§ **ENTRIES**:
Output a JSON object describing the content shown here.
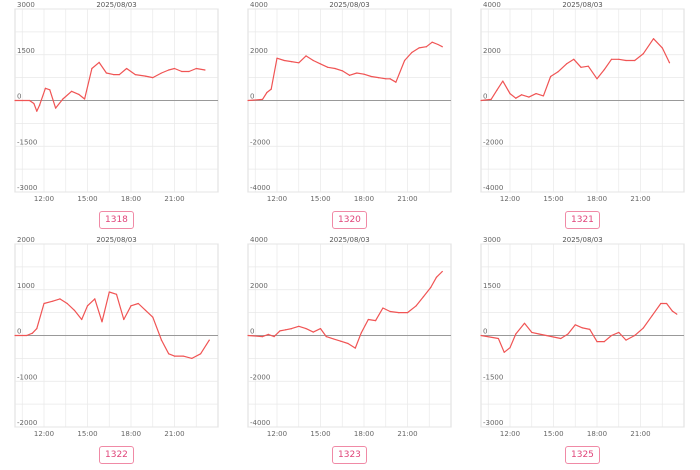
{
  "colors": {
    "line": "#f05454",
    "badge_border": "#f08aa6",
    "badge_text": "#e0457a",
    "grid": "#e8e8e8",
    "zero": "#999999"
  },
  "chart_data": [
    {
      "type": "line",
      "title": "2025/08/03",
      "badge": "1318",
      "ylim": [
        -3000,
        3000
      ],
      "yticks": [
        -3000,
        -1500,
        0,
        1500,
        3000
      ],
      "xlim": [
        10,
        24
      ],
      "xticks": [
        12,
        15,
        18,
        21
      ],
      "xtick_labels": [
        "12:00",
        "15:00",
        "18:00",
        "21:00"
      ],
      "x": [
        10.0,
        10.5,
        11.0,
        11.3,
        11.5,
        11.7,
        12.1,
        12.4,
        12.8,
        13.3,
        13.9,
        14.4,
        14.8,
        15.3,
        15.8,
        16.3,
        16.8,
        17.2,
        17.7,
        18.3,
        19.0,
        19.5,
        20.1,
        20.6,
        21.0,
        21.5,
        22.0,
        22.5,
        23.1
      ],
      "y": [
        0,
        0,
        0,
        -100,
        -350,
        -150,
        400,
        350,
        -250,
        50,
        300,
        200,
        50,
        1050,
        1250,
        900,
        850,
        850,
        1050,
        850,
        800,
        750,
        900,
        1000,
        1050,
        950,
        950,
        1050,
        1000
      ]
    },
    {
      "type": "line",
      "title": "2025/08/03",
      "badge": "1320",
      "ylim": [
        -4000,
        4000
      ],
      "yticks": [
        -4000,
        -2000,
        0,
        2000,
        4000
      ],
      "xlim": [
        10,
        24
      ],
      "xticks": [
        12,
        15,
        18,
        21
      ],
      "xtick_labels": [
        "12:00",
        "15:00",
        "18:00",
        "21:00"
      ],
      "x": [
        10.0,
        11.0,
        11.3,
        11.6,
        12.0,
        12.5,
        13.0,
        13.5,
        14.0,
        14.5,
        15.0,
        15.5,
        16.0,
        16.5,
        17.0,
        17.5,
        18.0,
        18.5,
        19.0,
        19.5,
        19.8,
        20.2,
        20.8,
        21.3,
        21.8,
        22.3,
        22.7,
        23.1,
        23.4
      ],
      "y": [
        0,
        50,
        350,
        500,
        1850,
        1750,
        1700,
        1650,
        1950,
        1750,
        1600,
        1450,
        1400,
        1300,
        1100,
        1200,
        1150,
        1050,
        1000,
        950,
        950,
        800,
        1750,
        2100,
        2300,
        2350,
        2550,
        2450,
        2350
      ]
    },
    {
      "type": "line",
      "title": "2025/08/03",
      "badge": "1321",
      "ylim": [
        -4000,
        4000
      ],
      "yticks": [
        -4000,
        -2000,
        0,
        2000,
        4000
      ],
      "xlim": [
        10,
        24
      ],
      "xticks": [
        12,
        15,
        18,
        21
      ],
      "xtick_labels": [
        "12:00",
        "15:00",
        "18:00",
        "21:00"
      ],
      "x": [
        10.0,
        10.7,
        11.1,
        11.5,
        12.0,
        12.4,
        12.8,
        13.3,
        13.8,
        14.3,
        14.8,
        15.3,
        15.9,
        16.4,
        16.9,
        17.4,
        18.0,
        18.5,
        19.0,
        19.5,
        20.0,
        20.6,
        21.2,
        21.9,
        22.5,
        23.0
      ],
      "y": [
        0,
        50,
        450,
        850,
        300,
        100,
        250,
        150,
        300,
        200,
        1050,
        1250,
        1600,
        1800,
        1450,
        1500,
        950,
        1350,
        1800,
        1800,
        1750,
        1750,
        2050,
        2700,
        2300,
        1650
      ]
    },
    {
      "type": "line",
      "title": "2025/08/03",
      "badge": "1322",
      "ylim": [
        -2000,
        2000
      ],
      "yticks": [
        -2000,
        -1000,
        0,
        1000,
        2000
      ],
      "xlim": [
        10,
        24
      ],
      "xticks": [
        12,
        15,
        18,
        21
      ],
      "xtick_labels": [
        "12:00",
        "15:00",
        "18:00",
        "21:00"
      ],
      "x": [
        10.0,
        10.8,
        11.2,
        11.5,
        12.0,
        12.6,
        13.1,
        13.6,
        14.1,
        14.6,
        15.0,
        15.5,
        16.0,
        16.5,
        17.0,
        17.5,
        18.0,
        18.5,
        19.0,
        19.5,
        20.1,
        20.6,
        21.0,
        21.6,
        22.2,
        22.8,
        23.4
      ],
      "y": [
        0,
        0,
        50,
        150,
        700,
        750,
        800,
        700,
        550,
        350,
        650,
        800,
        300,
        950,
        900,
        350,
        650,
        700,
        550,
        400,
        -100,
        -400,
        -450,
        -450,
        -500,
        -400,
        -100
      ]
    },
    {
      "type": "line",
      "title": "2025/08/03",
      "badge": "1323",
      "ylim": [
        -4000,
        4000
      ],
      "yticks": [
        -4000,
        -2000,
        0,
        2000,
        4000
      ],
      "xlim": [
        10,
        24
      ],
      "xticks": [
        12,
        15,
        18,
        21
      ],
      "xtick_labels": [
        "12:00",
        "15:00",
        "18:00",
        "21:00"
      ],
      "x": [
        10.0,
        11.0,
        11.4,
        11.8,
        12.2,
        12.6,
        13.0,
        13.5,
        14.0,
        14.5,
        15.0,
        15.4,
        15.9,
        16.4,
        16.9,
        17.4,
        17.8,
        18.3,
        18.8,
        19.3,
        19.8,
        20.4,
        21.0,
        21.6,
        22.1,
        22.6,
        23.0,
        23.4
      ],
      "y": [
        0,
        -50,
        50,
        -50,
        200,
        250,
        300,
        400,
        300,
        150,
        300,
        -50,
        -150,
        -250,
        -350,
        -550,
        100,
        700,
        650,
        1200,
        1050,
        1000,
        1000,
        1300,
        1700,
        2100,
        2550,
        2800
      ]
    },
    {
      "type": "line",
      "title": "2025/08/03",
      "badge": "1325",
      "ylim": [
        -3000,
        3000
      ],
      "yticks": [
        -3000,
        -1500,
        0,
        1500,
        3000
      ],
      "xlim": [
        10,
        24
      ],
      "xticks": [
        12,
        15,
        18,
        21
      ],
      "xtick_labels": [
        "12:00",
        "15:00",
        "18:00",
        "21:00"
      ],
      "x": [
        10.0,
        11.2,
        11.6,
        12.0,
        12.4,
        13.0,
        13.5,
        14.0,
        14.5,
        15.0,
        15.5,
        16.0,
        16.5,
        17.0,
        17.5,
        18.0,
        18.5,
        19.0,
        19.5,
        20.0,
        20.6,
        21.2,
        21.8,
        22.4,
        22.8,
        23.2,
        23.5
      ],
      "y": [
        0,
        -100,
        -550,
        -400,
        50,
        400,
        100,
        50,
        0,
        -50,
        -100,
        50,
        350,
        250,
        200,
        -200,
        -200,
        0,
        100,
        -150,
        0,
        250,
        650,
        1050,
        1050,
        800,
        700
      ]
    }
  ]
}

§ **WRITTEN PROBLEM**: Return each line exactly as written. Any picture gets left out.

§ **COMPLETED TASK**:
Output a JSON object describing the content shown here.
{
  "colors": {
    "line": "#f05454",
    "badge_border": "#f08aa6",
    "badge_text": "#e0457a",
    "grid": "#e8e8e8",
    "zero": "#999999"
  },
  "chart_data": [
    {
      "type": "line",
      "title": "2025/08/03",
      "badge": "1318",
      "ylim": [
        -3000,
        3000
      ],
      "yticks": [
        -3000,
        -1500,
        0,
        1500,
        3000
      ],
      "xlim": [
        10,
        24
      ],
      "xticks": [
        12,
        15,
        18,
        21
      ],
      "xtick_labels": [
        "12:00",
        "15:00",
        "18:00",
        "21:00"
      ],
      "x": [
        10.0,
        10.5,
        11.0,
        11.3,
        11.5,
        11.7,
        12.1,
        12.4,
        12.8,
        13.3,
        13.9,
        14.4,
        14.8,
        15.3,
        15.8,
        16.3,
        16.8,
        17.2,
        17.7,
        18.3,
        19.0,
        19.5,
        20.1,
        20.6,
        21.0,
        21.5,
        22.0,
        22.5,
        23.1
      ],
      "y": [
        0,
        0,
        0,
        -100,
        -350,
        -150,
        400,
        350,
        -250,
        50,
        300,
        200,
        50,
        1050,
        1250,
        900,
        850,
        850,
        1050,
        850,
        800,
        750,
        900,
        1000,
        1050,
        950,
        950,
        1050,
        1000
      ]
    },
    {
      "type": "line",
      "title": "2025/08/03",
      "badge": "1320",
      "ylim": [
        -4000,
        4000
      ],
      "yticks": [
        -4000,
        -2000,
        0,
        2000,
        4000
      ],
      "xlim": [
        10,
        24
      ],
      "xticks": [
        12,
        15,
        18,
        21
      ],
      "xtick_labels": [
        "12:00",
        "15:00",
        "18:00",
        "21:00"
      ],
      "x": [
        10.0,
        11.0,
        11.3,
        11.6,
        12.0,
        12.5,
        13.0,
        13.5,
        14.0,
        14.5,
        15.0,
        15.5,
        16.0,
        16.5,
        17.0,
        17.5,
        18.0,
        18.5,
        19.0,
        19.5,
        19.8,
        20.2,
        20.8,
        21.3,
        21.8,
        22.3,
        22.7,
        23.1,
        23.4
      ],
      "y": [
        0,
        50,
        350,
        500,
        1850,
        1750,
        1700,
        1650,
        1950,
        1750,
        1600,
        1450,
        1400,
        1300,
        1100,
        1200,
        1150,
        1050,
        1000,
        950,
        950,
        800,
        1750,
        2100,
        2300,
        2350,
        2550,
        2450,
        2350
      ]
    },
    {
      "type": "line",
      "title": "2025/08/03",
      "badge": "1321",
      "ylim": [
        -4000,
        4000
      ],
      "yticks": [
        -4000,
        -2000,
        0,
        2000,
        4000
      ],
      "xlim": [
        10,
        24
      ],
      "xticks": [
        12,
        15,
        18,
        21
      ],
      "xtick_labels": [
        "12:00",
        "15:00",
        "18:00",
        "21:00"
      ],
      "x": [
        10.0,
        10.7,
        11.1,
        11.5,
        12.0,
        12.4,
        12.8,
        13.3,
        13.8,
        14.3,
        14.8,
        15.3,
        15.9,
        16.4,
        16.9,
        17.4,
        18.0,
        18.5,
        19.0,
        19.5,
        20.0,
        20.6,
        21.2,
        21.9,
        22.5,
        23.0
      ],
      "y": [
        0,
        50,
        450,
        850,
        300,
        100,
        250,
        150,
        300,
        200,
        1050,
        1250,
        1600,
        1800,
        1450,
        1500,
        950,
        1350,
        1800,
        1800,
        1750,
        1750,
        2050,
        2700,
        2300,
        1650
      ]
    },
    {
      "type": "line",
      "title": "2025/08/03",
      "badge": "1322",
      "ylim": [
        -2000,
        2000
      ],
      "yticks": [
        -2000,
        -1000,
        0,
        1000,
        2000
      ],
      "xlim": [
        10,
        24
      ],
      "xticks": [
        12,
        15,
        18,
        21
      ],
      "xtick_labels": [
        "12:00",
        "15:00",
        "18:00",
        "21:00"
      ],
      "x": [
        10.0,
        10.8,
        11.2,
        11.5,
        12.0,
        12.6,
        13.1,
        13.6,
        14.1,
        14.6,
        15.0,
        15.5,
        16.0,
        16.5,
        17.0,
        17.5,
        18.0,
        18.5,
        19.0,
        19.5,
        20.1,
        20.6,
        21.0,
        21.6,
        22.2,
        22.8,
        23.4
      ],
      "y": [
        0,
        0,
        50,
        150,
        700,
        750,
        800,
        700,
        550,
        350,
        650,
        800,
        300,
        950,
        900,
        350,
        650,
        700,
        550,
        400,
        -100,
        -400,
        -450,
        -450,
        -500,
        -400,
        -100
      ]
    },
    {
      "type": "line",
      "title": "2025/08/03",
      "badge": "1323",
      "ylim": [
        -4000,
        4000
      ],
      "yticks": [
        -4000,
        -2000,
        0,
        2000,
        4000
      ],
      "xlim": [
        10,
        24
      ],
      "xticks": [
        12,
        15,
        18,
        21
      ],
      "xtick_labels": [
        "12:00",
        "15:00",
        "18:00",
        "21:00"
      ],
      "x": [
        10.0,
        11.0,
        11.4,
        11.8,
        12.2,
        12.6,
        13.0,
        13.5,
        14.0,
        14.5,
        15.0,
        15.4,
        15.9,
        16.4,
        16.9,
        17.4,
        17.8,
        18.3,
        18.8,
        19.3,
        19.8,
        20.4,
        21.0,
        21.6,
        22.1,
        22.6,
        23.0,
        23.4
      ],
      "y": [
        0,
        -50,
        50,
        -50,
        200,
        250,
        300,
        400,
        300,
        150,
        300,
        -50,
        -150,
        -250,
        -350,
        -550,
        100,
        700,
        650,
        1200,
        1050,
        1000,
        1000,
        1300,
        1700,
        2100,
        2550,
        2800
      ]
    },
    {
      "type": "line",
      "title": "2025/08/03",
      "badge": "1325",
      "ylim": [
        -3000,
        3000
      ],
      "yticks": [
        -3000,
        -1500,
        0,
        1500,
        3000
      ],
      "xlim": [
        10,
        24
      ],
      "xticks": [
        12,
        15,
        18,
        21
      ],
      "xtick_labels": [
        "12:00",
        "15:00",
        "18:00",
        "21:00"
      ],
      "x": [
        10.0,
        11.2,
        11.6,
        12.0,
        12.4,
        13.0,
        13.5,
        14.0,
        14.5,
        15.0,
        15.5,
        16.0,
        16.5,
        17.0,
        17.5,
        18.0,
        18.5,
        19.0,
        19.5,
        20.0,
        20.6,
        21.2,
        21.8,
        22.4,
        22.8,
        23.2,
        23.5
      ],
      "y": [
        0,
        -100,
        -550,
        -400,
        50,
        400,
        100,
        50,
        0,
        -50,
        -100,
        50,
        350,
        250,
        200,
        -200,
        -200,
        0,
        100,
        -150,
        0,
        250,
        650,
        1050,
        1050,
        800,
        700
      ]
    }
  ]
}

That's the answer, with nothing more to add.